▶ _Description of the task_: In the data below, find every line with the string "حالة" and pull it out.
### Supplied records ###
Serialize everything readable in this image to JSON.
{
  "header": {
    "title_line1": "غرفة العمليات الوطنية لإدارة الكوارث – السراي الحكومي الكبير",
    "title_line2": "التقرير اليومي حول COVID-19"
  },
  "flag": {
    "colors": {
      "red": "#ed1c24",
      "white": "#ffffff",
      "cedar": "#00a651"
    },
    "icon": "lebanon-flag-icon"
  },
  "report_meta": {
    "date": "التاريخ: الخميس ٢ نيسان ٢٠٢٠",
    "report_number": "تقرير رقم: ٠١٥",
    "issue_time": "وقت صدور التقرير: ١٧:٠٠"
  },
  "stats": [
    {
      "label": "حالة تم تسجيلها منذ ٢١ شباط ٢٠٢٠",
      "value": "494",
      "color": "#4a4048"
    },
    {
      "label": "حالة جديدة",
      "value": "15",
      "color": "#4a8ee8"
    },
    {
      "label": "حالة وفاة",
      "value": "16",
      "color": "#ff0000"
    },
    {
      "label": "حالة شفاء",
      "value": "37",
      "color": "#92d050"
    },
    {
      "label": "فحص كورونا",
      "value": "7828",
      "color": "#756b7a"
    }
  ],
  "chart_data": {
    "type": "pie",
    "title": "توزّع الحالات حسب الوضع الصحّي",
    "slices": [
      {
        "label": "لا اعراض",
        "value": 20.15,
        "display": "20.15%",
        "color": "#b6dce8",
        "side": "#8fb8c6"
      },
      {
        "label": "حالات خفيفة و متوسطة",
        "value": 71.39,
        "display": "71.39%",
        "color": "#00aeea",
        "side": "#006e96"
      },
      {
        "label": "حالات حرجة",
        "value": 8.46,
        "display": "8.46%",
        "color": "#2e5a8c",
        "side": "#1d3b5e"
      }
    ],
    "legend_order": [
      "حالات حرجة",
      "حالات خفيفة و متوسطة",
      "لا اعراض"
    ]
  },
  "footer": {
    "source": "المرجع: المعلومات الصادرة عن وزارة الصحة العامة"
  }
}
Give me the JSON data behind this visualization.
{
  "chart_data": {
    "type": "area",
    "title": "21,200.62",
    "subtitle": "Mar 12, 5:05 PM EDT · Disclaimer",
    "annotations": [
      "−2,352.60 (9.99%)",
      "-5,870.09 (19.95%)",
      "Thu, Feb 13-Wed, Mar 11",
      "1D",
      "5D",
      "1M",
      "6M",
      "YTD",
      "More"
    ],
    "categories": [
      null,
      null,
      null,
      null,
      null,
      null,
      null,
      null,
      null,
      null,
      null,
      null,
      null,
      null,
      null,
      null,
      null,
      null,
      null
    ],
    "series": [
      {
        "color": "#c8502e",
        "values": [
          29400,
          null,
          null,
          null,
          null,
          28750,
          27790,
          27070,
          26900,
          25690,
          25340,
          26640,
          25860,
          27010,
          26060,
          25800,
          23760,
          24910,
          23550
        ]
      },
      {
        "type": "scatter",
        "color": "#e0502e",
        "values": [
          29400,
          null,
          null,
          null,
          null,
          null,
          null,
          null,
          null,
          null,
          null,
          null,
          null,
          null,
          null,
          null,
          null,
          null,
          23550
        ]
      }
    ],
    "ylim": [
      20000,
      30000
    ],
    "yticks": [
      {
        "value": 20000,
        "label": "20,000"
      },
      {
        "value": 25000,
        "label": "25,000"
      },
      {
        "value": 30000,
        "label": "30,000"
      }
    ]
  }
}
###
▶ _Correct output_:
      "label": "حالة تم تسجيلها منذ ٢١ شباط ٢٠٢٠",
      "label": "حالة جديدة",
      "label": "حالة وفاة",
      "label": "حالة شفاء",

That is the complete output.